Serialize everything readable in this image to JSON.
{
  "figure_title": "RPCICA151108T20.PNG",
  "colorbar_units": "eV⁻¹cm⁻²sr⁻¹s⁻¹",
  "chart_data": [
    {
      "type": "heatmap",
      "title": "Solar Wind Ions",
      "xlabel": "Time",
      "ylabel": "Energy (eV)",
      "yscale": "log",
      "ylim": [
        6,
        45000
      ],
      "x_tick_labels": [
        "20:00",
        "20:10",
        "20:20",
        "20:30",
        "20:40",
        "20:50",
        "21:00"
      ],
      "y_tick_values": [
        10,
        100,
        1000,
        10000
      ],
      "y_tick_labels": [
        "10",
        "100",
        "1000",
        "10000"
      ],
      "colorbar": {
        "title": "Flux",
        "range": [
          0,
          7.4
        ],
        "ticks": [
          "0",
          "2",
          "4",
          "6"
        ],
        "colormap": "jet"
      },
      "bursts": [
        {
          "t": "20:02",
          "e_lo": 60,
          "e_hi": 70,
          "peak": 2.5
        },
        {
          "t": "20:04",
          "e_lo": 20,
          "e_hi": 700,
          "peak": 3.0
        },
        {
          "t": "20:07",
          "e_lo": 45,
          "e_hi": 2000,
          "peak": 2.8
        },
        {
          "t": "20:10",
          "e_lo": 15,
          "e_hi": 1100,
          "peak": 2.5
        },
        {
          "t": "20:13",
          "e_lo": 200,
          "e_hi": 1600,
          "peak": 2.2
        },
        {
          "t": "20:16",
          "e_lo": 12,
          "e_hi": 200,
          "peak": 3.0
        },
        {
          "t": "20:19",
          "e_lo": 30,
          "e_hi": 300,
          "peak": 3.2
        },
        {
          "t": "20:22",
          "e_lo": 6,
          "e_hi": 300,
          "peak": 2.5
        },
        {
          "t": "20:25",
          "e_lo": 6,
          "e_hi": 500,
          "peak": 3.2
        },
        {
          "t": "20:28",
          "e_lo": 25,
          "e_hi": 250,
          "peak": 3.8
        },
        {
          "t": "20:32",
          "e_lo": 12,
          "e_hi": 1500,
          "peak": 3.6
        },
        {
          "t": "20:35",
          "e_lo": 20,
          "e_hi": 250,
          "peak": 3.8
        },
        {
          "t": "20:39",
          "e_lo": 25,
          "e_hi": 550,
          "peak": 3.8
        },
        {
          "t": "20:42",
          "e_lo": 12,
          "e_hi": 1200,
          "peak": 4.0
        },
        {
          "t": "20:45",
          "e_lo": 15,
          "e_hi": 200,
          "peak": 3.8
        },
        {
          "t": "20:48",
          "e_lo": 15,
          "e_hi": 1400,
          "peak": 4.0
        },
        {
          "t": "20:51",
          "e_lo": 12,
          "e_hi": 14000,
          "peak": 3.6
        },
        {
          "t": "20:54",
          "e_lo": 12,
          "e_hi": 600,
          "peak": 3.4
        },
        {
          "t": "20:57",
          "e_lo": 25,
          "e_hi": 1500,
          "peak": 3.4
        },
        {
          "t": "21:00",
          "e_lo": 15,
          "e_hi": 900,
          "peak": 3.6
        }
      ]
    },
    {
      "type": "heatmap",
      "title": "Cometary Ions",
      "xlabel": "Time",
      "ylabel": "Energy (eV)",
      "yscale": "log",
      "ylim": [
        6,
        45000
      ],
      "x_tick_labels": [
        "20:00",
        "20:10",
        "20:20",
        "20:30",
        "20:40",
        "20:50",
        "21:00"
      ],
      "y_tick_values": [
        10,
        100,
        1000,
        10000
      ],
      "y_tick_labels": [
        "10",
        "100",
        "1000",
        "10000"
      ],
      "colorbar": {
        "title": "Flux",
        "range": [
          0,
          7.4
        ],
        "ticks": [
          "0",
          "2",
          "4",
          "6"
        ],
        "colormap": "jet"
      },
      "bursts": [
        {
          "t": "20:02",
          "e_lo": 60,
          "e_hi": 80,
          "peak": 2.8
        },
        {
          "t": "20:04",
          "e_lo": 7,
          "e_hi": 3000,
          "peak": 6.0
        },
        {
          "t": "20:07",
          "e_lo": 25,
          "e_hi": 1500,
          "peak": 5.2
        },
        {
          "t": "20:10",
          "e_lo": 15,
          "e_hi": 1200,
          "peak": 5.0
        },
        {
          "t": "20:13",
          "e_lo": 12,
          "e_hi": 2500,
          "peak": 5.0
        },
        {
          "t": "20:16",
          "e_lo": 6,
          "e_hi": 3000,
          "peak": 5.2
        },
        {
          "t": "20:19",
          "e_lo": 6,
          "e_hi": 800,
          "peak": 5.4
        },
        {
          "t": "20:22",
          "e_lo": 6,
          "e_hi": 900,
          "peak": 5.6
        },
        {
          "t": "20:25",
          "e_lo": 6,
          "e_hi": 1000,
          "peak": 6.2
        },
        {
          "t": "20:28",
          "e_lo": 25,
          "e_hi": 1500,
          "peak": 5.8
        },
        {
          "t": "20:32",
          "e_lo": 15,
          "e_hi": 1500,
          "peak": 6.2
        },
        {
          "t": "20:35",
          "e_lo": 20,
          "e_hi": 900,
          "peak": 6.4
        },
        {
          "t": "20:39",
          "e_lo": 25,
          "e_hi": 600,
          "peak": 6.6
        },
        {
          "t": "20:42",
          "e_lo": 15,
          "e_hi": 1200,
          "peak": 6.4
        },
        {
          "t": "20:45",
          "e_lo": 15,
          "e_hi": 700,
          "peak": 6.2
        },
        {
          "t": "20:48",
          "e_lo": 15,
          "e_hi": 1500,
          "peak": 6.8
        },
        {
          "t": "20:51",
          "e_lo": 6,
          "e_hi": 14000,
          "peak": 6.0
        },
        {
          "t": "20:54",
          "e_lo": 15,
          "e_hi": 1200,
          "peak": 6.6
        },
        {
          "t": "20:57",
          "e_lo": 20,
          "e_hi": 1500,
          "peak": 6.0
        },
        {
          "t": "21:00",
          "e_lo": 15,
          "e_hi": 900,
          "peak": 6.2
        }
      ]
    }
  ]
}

—————

# WRITTEN TASK
Transcribe all of the lines in the records precisely.

# EXERCISE ANSWER
Serialize everything readable in this image to JSON.
{
  "figure_title": "RPCICA151108T20.PNG",
  "colorbar_units": "eV⁻¹cm⁻²sr⁻¹s⁻¹",
  "chart_data": [
    {
      "type": "heatmap",
      "title": "Solar Wind Ions",
      "xlabel": "Time",
      "ylabel": "Energy (eV)",
      "yscale": "log",
      "ylim": [
        6,
        45000
      ],
      "x_tick_labels": [
        "20:00",
        "20:10",
        "20:20",
        "20:30",
        "20:40",
        "20:50",
        "21:00"
      ],
      "y_tick_values": [
        10,
        100,
        1000,
        10000
      ],
      "y_tick_labels": [
        "10",
        "100",
        "1000",
        "10000"
      ],
      "colorbar": {
        "title": "Flux",
        "range": [
          0,
          7.4
        ],
        "ticks": [
          "0",
          "2",
          "4",
          "6"
        ],
        "colormap": "jet"
      },
      "bursts": [
        {
          "t": "20:02",
          "e_lo": 60,
          "e_hi": 70,
          "peak": 2.5
        },
        {
          "t": "20:04",
          "e_lo": 20,
          "e_hi": 700,
          "peak": 3.0
        },
        {
          "t": "20:07",
          "e_lo": 45,
          "e_hi": 2000,
          "peak": 2.8
        },
        {
          "t": "20:10",
          "e_lo": 15,
          "e_hi": 1100,
          "peak": 2.5
        },
        {
          "t": "20:13",
          "e_lo": 200,
          "e_hi": 1600,
          "peak": 2.2
        },
        {
          "t": "20:16",
          "e_lo": 12,
          "e_hi": 200,
          "peak": 3.0
        },
        {
          "t": "20:19",
          "e_lo": 30,
          "e_hi": 300,
          "peak": 3.2
        },
        {
          "t": "20:22",
          "e_lo": 6,
          "e_hi": 300,
          "peak": 2.5
        },
        {
          "t": "20:25",
          "e_lo": 6,
          "e_hi": 500,
          "peak": 3.2
        },
        {
          "t": "20:28",
          "e_lo": 25,
          "e_hi": 250,
          "peak": 3.8
        },
        {
          "t": "20:32",
          "e_lo": 12,
          "e_hi": 1500,
          "peak": 3.6
        },
        {
          "t": "20:35",
          "e_lo": 20,
          "e_hi": 250,
          "peak": 3.8
        },
        {
          "t": "20:39",
          "e_lo": 25,
          "e_hi": 550,
          "peak": 3.8
        },
        {
          "t": "20:42",
          "e_lo": 12,
          "e_hi": 1200,
          "peak": 4.0
        },
        {
          "t": "20:45",
          "e_lo": 15,
          "e_hi": 200,
          "peak": 3.8
        },
        {
          "t": "20:48",
          "e_lo": 15,
          "e_hi": 1400,
          "peak": 4.0
        },
        {
          "t": "20:51",
          "e_lo": 12,
          "e_hi": 14000,
          "peak": 3.6
        },
        {
          "t": "20:54",
          "e_lo": 12,
          "e_hi": 600,
          "peak": 3.4
        },
        {
          "t": "20:57",
          "e_lo": 25,
          "e_hi": 1500,
          "peak": 3.4
        },
        {
          "t": "21:00",
          "e_lo": 15,
          "e_hi": 900,
          "peak": 3.6
        }
      ]
    },
    {
      "type": "heatmap",
      "title": "Cometary Ions",
      "xlabel": "Time",
      "ylabel": "Energy (eV)",
      "yscale": "log",
      "ylim": [
        6,
        45000
      ],
      "x_tick_labels": [
        "20:00",
        "20:10",
        "20:20",
        "20:30",
        "20:40",
        "20:50",
        "21:00"
      ],
      "y_tick_values": [
        10,
        100,
        1000,
        10000
      ],
      "y_tick_labels": [
        "10",
        "100",
        "1000",
        "10000"
      ],
      "colorbar": {
        "title": "Flux",
        "range": [
          0,
          7.4
        ],
        "ticks": [
          "0",
          "2",
          "4",
          "6"
        ],
        "colormap": "jet"
      },
      "bursts": [
        {
          "t": "20:02",
          "e_lo": 60,
          "e_hi": 80,
          "peak": 2.8
        },
        {
          "t": "20:04",
          "e_lo": 7,
          "e_hi": 3000,
          "peak": 6.0
        },
        {
          "t": "20:07",
          "e_lo": 25,
          "e_hi": 1500,
          "peak": 5.2
        },
        {
          "t": "20:10",
          "e_lo": 15,
          "e_hi": 1200,
          "peak": 5.0
        },
        {
          "t": "20:13",
          "e_lo": 12,
          "e_hi": 2500,
          "peak": 5.0
        },
        {
          "t": "20:16",
          "e_lo": 6,
          "e_hi": 3000,
          "peak": 5.2
        },
        {
          "t": "20:19",
          "e_lo": 6,
          "e_hi": 800,
          "peak": 5.4
        },
        {
          "t": "20:22",
          "e_lo": 6,
          "e_hi": 900,
          "peak": 5.6
        },
        {
          "t": "20:25",
          "e_lo": 6,
          "e_hi": 1000,
          "peak": 6.2
        },
        {
          "t": "20:28",
          "e_lo": 25,
          "e_hi": 1500,
          "peak": 5.8
        },
        {
          "t": "20:32",
          "e_lo": 15,
          "e_hi": 1500,
          "peak": 6.2
        },
        {
          "t": "20:35",
          "e_lo": 20,
          "e_hi": 900,
          "peak": 6.4
        },
        {
          "t": "20:39",
          "e_lo": 25,
          "e_hi": 600,
          "peak": 6.6
        },
        {
          "t": "20:42",
          "e_lo": 15,
          "e_hi": 1200,
          "peak": 6.4
        },
        {
          "t": "20:45",
          "e_lo": 15,
          "e_hi": 700,
          "peak": 6.2
        },
        {
          "t": "20:48",
          "e_lo": 15,
          "e_hi": 1500,
          "peak": 6.8
        },
        {
          "t": "20:51",
          "e_lo": 6,
          "e_hi": 14000,
          "peak": 6.0
        },
        {
          "t": "20:54",
          "e_lo": 15,
          "e_hi": 1200,
          "peak": 6.6
        },
        {
          "t": "20:57",
          "e_lo": 20,
          "e_hi": 1500,
          "peak": 6.0
        },
        {
          "t": "21:00",
          "e_lo": 15,
          "e_hi": 900,
          "peak": 6.2
        }
      ]
    }
  ]
}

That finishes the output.